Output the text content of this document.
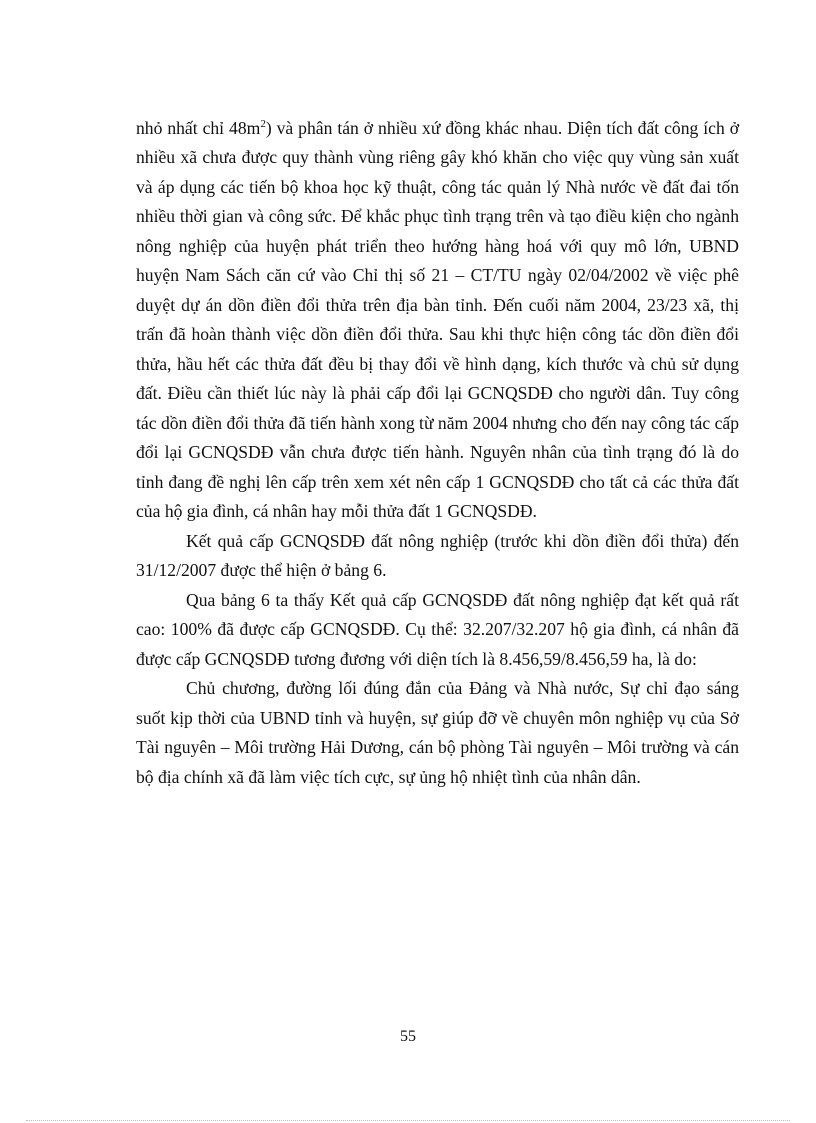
nhỏ nhất chỉ $48m^2$) và phân tán ở nhiều xứ đồng khác nhau. Diện tích đất công ích ở nhiều xã chưa được quy thành vùng riêng gây khó khăn cho việc quy vùng sản xuất và áp dụng các tiến bộ khoa học kỹ thuật, công tác quản lý Nhà nước về đất đai tốn nhiều thời gian và công sức. Để khắc phục tình trạng trên và tạo điều kiện cho ngành nông nghiệp của huyện phát triển theo hướng hàng hoá với quy mô lớn, UBND huyện Nam Sách căn cứ vào Chỉ thị số 21 – CT/TU ngày 02/04/2002 về việc phê duyệt dự án dồn điền đổi thửa trên địa bàn tỉnh. Đến cuối năm 2004, 23/23 xã, thị trấn đã hoàn thành việc dồn điền đổi thửa. Sau khi thực hiện công tác dồn điền đổi thửa, hầu hết các thửa đất đều bị thay đổi về hình dạng, kích thước và chủ sử dụng đất. Điều cần thiết lúc này là phải cấp đổi lại GCNQSDĐ cho người dân. Tuy công tác dồn điền đổi thửa đã tiến hành xong từ năm 2004 nhưng cho đến nay công tác cấp đổi lại GCNQSDĐ vẫn chưa được tiến hành. Nguyên nhân của tình trạng đó là do tỉnh đang đề nghị lên cấp trên xem xét nên cấp 1 GCNQSDĐ cho tất cả các thửa đất của hộ gia đình, cá nhân hay mỗi thửa đất 1 GCNQSDĐ.

Kết quả cấp GCNQSDĐ đất nông nghiệp (trước khi dồn điền đổi thửa) đến 31/12/2007 được thể hiện ở bảng 6.

Qua bảng 6 ta thấy Kết quả cấp GCNQSDĐ đất nông nghiệp đạt kết quả rất cao: 100% đã được cấp GCNQSDĐ. Cụ thể: 32.207/32.207 hộ gia đình, cá nhân đã được cấp GCNQSDĐ tương đương với diện tích là 8.456,59/8.456,59 ha, là do:

Chủ chương, đường lối đúng đắn của Đảng và Nhà nước, Sự chỉ đạo sáng suốt kịp thời của UBND tỉnh và huyện, sự giúp đỡ về chuyên môn nghiệp vụ của Sở Tài nguyên – Môi trường Hải Dương, cán bộ phòng Tài nguyên – Môi trường và cán bộ địa chính xã đã làm việc tích cực, sự ủng hộ nhiệt tình của nhân dân.

55
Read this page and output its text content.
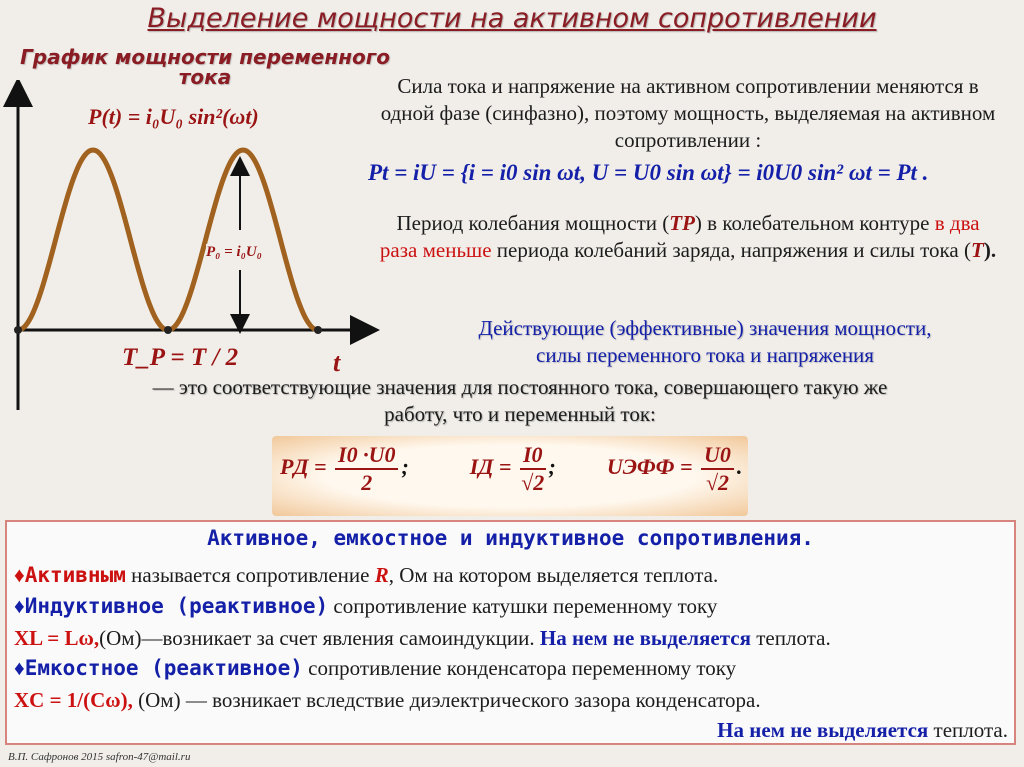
Выделение мощности на активном сопротивлении
График мощности переменного
тока
P(t) = i₀U₀ sin²(ωt)
P₀ = i₀U₀
T_P = T / 2	t
Сила тока и напряжение на активном сопротивлении меняются в одной фазе (синфазно), поэтому мощность, выделяемая на активном сопротивлении :
Pt = iU = {i = i0 sin ωt, U = U0 sin ωt} = i0U0 sin² ωt = Pt .
Период колебания мощности (TP) в колебательном контуре в два раза меньше периода колебаний заряда, напряжения и силы тока (T).
Действующие (эффективные) значения мощности,
силы переменного тока и напряжения
— это соответствующие значения для постоянного тока, совершающего такую же
работу, что и переменный ток:
PД = $\frac{I0 \cdot U0}{2}$ ;	IД = $\frac{I0}{√2}$ ; UЭФФ = $\frac{U0}{√2}$ .
Активное, емкостное и индуктивное сопротивления.
♦Активным называется сопротивление R, Ом на котором выделяется теплота.
♦Индуктивное (реактивное) сопротивление катушки переменному току
XL = Lω,(Ом)—возникает за счет явления самоиндукции. На нем не выделяется теплота.
♦Емкостное (реактивное) сопротивление конденсатора переменному току
XC = 1/(Cω), (Ом) — возникает вследствие диэлектрического зазора конденсатора.
На нем не выделяется теплота.
В.П. Сафронов 2015 safron-47@mail.ru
──────────
DIRECTION
Pull out all lines from the listing that contain the string "конденсатора".

EXPECTED ANSWER
♦Емкостное (реактивное) сопротивление конденсатора переменному току
XC = 1/(Cω), (Ом) — возникает вследствие диэлектрического зазора конденсатора.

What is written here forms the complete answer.